*THE PROBLEM:*
Return each line that holds the word "Шумское".

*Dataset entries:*

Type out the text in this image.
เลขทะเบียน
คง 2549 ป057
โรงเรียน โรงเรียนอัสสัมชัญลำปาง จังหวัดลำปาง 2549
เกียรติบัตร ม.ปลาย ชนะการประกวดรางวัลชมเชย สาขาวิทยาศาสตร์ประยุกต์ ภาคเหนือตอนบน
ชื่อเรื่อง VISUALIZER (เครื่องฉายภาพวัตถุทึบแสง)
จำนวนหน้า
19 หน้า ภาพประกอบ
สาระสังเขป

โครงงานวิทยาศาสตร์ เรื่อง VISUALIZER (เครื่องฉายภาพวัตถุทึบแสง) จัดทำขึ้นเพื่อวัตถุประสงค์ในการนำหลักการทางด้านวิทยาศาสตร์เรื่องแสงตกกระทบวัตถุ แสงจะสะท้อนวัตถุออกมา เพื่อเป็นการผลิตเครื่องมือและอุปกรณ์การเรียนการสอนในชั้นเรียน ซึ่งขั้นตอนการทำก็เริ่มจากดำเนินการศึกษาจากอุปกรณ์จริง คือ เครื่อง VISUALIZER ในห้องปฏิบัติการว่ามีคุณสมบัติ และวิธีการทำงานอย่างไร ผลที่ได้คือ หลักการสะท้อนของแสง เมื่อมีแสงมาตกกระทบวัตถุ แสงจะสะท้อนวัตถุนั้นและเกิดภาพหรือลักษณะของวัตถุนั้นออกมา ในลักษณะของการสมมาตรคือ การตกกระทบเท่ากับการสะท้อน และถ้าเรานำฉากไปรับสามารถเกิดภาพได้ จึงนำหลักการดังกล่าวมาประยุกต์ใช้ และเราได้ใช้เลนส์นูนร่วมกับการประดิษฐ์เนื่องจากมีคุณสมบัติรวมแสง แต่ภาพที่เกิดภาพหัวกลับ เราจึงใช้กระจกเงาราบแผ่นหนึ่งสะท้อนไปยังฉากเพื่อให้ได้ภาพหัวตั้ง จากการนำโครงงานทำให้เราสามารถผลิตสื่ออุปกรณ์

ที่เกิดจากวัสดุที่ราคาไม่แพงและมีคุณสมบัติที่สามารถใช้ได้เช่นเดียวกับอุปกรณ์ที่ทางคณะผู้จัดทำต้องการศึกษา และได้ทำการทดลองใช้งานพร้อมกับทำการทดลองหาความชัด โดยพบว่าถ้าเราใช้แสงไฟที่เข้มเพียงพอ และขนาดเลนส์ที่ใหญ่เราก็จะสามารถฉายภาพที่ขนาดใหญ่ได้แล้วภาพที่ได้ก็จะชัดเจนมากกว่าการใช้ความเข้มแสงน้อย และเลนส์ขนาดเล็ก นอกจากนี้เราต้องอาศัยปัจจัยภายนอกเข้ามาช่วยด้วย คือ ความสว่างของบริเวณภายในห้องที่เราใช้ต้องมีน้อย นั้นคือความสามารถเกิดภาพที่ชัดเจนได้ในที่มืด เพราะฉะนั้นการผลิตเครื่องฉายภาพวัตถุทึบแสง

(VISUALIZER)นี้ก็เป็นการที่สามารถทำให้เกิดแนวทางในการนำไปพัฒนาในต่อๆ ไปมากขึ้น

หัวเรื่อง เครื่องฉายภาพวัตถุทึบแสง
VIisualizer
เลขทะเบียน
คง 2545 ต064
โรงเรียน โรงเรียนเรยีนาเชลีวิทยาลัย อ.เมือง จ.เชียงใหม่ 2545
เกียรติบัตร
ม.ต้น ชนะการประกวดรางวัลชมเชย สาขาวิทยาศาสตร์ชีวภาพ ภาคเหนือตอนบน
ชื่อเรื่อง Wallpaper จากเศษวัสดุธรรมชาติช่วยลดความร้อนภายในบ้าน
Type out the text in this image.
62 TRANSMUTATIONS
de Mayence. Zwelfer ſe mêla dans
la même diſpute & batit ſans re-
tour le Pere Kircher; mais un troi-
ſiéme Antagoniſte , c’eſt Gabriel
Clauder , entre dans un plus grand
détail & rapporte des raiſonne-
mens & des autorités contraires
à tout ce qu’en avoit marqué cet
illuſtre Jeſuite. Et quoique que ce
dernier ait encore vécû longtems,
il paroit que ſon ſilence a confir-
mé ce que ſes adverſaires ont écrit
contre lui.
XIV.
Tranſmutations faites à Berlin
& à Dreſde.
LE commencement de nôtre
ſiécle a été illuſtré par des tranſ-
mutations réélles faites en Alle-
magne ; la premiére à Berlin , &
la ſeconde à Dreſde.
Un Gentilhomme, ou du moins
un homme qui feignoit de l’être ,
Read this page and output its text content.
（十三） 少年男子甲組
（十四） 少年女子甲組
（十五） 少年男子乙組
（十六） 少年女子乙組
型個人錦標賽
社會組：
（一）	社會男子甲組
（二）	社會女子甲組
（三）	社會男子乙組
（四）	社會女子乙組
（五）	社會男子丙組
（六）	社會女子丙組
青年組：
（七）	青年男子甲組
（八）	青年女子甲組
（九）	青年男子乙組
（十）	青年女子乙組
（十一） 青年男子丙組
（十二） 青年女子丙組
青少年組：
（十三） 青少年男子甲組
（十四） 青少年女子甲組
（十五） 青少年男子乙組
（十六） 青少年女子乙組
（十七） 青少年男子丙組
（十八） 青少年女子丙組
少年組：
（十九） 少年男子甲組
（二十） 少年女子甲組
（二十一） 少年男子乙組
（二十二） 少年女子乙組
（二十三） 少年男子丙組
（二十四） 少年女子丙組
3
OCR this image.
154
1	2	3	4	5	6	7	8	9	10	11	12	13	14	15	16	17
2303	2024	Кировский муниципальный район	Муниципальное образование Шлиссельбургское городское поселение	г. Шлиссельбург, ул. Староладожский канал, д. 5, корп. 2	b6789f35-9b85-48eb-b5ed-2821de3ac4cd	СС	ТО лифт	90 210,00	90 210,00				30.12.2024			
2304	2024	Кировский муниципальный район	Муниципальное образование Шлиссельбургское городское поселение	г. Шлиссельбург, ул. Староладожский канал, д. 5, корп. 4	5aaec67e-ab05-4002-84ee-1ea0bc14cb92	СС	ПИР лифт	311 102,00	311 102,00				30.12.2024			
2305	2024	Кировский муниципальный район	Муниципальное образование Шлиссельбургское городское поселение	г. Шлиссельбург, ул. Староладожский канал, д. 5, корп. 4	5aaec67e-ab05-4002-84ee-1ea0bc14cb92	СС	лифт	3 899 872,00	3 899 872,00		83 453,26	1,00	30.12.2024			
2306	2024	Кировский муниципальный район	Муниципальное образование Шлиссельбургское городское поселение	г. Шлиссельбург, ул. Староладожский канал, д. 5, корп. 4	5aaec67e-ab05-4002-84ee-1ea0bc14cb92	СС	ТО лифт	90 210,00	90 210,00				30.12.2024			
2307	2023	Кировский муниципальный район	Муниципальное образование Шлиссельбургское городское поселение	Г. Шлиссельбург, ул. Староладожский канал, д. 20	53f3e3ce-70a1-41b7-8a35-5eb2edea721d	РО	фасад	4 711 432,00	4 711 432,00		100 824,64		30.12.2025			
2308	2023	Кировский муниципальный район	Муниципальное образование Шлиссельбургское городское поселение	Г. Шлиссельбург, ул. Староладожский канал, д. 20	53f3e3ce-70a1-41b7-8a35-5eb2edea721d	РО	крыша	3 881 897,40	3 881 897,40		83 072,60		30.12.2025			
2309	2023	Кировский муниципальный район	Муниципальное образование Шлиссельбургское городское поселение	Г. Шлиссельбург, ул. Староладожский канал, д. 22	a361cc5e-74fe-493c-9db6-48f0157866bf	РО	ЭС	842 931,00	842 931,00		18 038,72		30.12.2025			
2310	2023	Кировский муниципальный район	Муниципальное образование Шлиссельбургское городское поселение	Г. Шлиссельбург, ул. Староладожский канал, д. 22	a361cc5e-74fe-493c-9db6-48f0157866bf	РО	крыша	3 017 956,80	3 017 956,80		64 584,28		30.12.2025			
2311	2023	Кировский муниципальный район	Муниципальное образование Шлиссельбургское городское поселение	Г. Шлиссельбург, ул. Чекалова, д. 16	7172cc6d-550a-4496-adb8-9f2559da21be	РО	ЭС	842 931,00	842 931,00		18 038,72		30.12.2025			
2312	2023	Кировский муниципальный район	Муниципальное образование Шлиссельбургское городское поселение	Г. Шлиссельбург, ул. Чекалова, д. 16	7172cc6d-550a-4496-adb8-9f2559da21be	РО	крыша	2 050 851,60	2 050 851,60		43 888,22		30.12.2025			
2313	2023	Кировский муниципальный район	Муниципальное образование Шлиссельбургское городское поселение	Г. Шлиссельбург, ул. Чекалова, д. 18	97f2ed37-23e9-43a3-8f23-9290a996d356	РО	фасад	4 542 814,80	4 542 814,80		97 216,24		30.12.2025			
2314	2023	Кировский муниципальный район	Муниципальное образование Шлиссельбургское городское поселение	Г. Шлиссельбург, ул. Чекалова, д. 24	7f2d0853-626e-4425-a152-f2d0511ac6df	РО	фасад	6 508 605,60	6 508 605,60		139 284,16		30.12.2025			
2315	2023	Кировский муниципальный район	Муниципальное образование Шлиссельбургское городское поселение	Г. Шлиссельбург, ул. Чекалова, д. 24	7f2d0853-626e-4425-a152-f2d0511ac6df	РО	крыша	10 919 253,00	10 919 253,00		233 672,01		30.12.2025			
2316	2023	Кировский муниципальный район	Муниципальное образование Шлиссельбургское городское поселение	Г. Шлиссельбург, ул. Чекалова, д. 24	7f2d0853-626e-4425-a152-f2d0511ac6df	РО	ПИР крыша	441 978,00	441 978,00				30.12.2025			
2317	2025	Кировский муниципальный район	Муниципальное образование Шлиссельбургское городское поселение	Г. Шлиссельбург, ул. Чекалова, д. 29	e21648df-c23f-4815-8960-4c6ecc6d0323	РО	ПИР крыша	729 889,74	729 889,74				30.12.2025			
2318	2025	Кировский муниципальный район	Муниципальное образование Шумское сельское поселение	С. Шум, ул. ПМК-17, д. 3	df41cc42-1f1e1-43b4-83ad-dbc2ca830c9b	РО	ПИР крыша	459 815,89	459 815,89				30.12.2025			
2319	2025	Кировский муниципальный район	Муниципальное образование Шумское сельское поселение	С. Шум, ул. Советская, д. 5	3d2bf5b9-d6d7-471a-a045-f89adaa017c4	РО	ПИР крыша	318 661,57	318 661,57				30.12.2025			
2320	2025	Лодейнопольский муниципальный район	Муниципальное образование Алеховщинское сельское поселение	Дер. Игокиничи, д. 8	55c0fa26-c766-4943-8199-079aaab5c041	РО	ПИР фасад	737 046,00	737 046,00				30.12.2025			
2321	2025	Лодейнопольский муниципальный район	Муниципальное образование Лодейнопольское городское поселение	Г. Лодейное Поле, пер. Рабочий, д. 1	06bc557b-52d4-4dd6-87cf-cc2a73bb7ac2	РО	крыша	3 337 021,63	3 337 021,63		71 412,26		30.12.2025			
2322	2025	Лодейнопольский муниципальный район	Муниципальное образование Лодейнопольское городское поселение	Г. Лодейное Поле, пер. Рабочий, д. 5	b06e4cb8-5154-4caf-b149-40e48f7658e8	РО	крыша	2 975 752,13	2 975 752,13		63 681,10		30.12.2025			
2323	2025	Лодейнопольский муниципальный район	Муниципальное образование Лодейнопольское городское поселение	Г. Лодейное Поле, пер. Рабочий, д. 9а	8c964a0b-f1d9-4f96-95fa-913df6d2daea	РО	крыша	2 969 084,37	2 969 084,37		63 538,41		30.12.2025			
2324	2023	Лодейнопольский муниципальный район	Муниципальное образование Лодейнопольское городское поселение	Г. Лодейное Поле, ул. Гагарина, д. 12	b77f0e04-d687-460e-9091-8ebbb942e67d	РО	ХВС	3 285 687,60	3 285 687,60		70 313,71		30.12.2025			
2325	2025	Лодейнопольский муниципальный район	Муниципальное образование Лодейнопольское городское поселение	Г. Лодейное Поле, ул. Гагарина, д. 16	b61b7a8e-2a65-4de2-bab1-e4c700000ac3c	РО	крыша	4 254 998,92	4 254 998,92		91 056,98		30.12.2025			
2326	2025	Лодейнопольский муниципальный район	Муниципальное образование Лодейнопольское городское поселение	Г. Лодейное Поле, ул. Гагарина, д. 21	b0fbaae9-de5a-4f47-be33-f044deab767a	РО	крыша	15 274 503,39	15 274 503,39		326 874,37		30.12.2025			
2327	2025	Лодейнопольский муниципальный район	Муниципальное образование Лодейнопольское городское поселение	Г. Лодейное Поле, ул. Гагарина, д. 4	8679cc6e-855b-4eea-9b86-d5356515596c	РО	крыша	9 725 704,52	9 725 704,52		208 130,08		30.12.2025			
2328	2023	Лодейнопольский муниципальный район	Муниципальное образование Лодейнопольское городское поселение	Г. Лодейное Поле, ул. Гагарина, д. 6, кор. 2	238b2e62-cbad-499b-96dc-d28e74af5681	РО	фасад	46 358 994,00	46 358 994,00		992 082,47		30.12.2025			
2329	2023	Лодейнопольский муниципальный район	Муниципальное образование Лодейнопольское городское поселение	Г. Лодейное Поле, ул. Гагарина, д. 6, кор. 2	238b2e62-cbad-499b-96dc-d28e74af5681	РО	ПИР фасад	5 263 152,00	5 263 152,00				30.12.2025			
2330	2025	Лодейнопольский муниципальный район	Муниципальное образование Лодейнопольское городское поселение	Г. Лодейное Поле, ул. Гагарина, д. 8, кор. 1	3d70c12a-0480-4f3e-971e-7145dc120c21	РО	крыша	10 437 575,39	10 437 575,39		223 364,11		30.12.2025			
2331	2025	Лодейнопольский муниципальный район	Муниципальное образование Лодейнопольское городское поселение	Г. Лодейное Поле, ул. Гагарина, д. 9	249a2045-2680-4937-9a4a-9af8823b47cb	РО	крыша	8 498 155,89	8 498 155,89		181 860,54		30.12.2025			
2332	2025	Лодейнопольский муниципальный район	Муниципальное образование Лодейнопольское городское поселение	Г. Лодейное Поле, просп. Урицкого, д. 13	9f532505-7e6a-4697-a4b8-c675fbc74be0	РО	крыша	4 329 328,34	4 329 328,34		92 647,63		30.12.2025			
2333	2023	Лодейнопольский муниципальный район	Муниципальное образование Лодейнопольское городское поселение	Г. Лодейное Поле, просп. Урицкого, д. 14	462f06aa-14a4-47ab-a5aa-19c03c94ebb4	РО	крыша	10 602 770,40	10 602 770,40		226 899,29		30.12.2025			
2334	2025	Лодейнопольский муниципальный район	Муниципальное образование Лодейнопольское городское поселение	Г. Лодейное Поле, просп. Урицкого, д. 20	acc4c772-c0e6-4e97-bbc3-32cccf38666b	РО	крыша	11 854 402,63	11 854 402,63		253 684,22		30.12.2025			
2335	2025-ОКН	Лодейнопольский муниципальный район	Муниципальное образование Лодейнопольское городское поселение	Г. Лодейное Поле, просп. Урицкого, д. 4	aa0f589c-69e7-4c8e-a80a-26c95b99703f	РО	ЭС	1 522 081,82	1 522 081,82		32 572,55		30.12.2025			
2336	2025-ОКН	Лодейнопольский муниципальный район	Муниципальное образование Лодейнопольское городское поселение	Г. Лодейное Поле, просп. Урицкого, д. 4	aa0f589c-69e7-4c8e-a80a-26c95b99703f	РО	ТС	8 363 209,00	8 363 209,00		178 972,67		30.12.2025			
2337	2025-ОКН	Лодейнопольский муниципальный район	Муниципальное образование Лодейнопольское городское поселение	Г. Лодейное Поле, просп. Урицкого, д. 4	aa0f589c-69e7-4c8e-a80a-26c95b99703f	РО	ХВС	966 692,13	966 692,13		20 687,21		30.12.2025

*REPLY:*
2318	2025	Кировский муниципальный район	Муниципальное образование Шумское сельское поселение	С. Шум, ул. ПМК-17, д. 3	df41cc42-1f1e1-43b4-83ad-dbc2ca830c9b	РО	ПИР крыша	459 815,89	459 815,89				30.12.2025			
2319	2025	Кировский муниципальный район	Муниципальное образование Шумское сельское поселение	С. Шум, ул. Советская, д. 5	3d2bf5b9-d6d7-471a-a045-f89adaa017c4	РО	ПИР крыша	318 661,57	318 661,57				30.12.2025			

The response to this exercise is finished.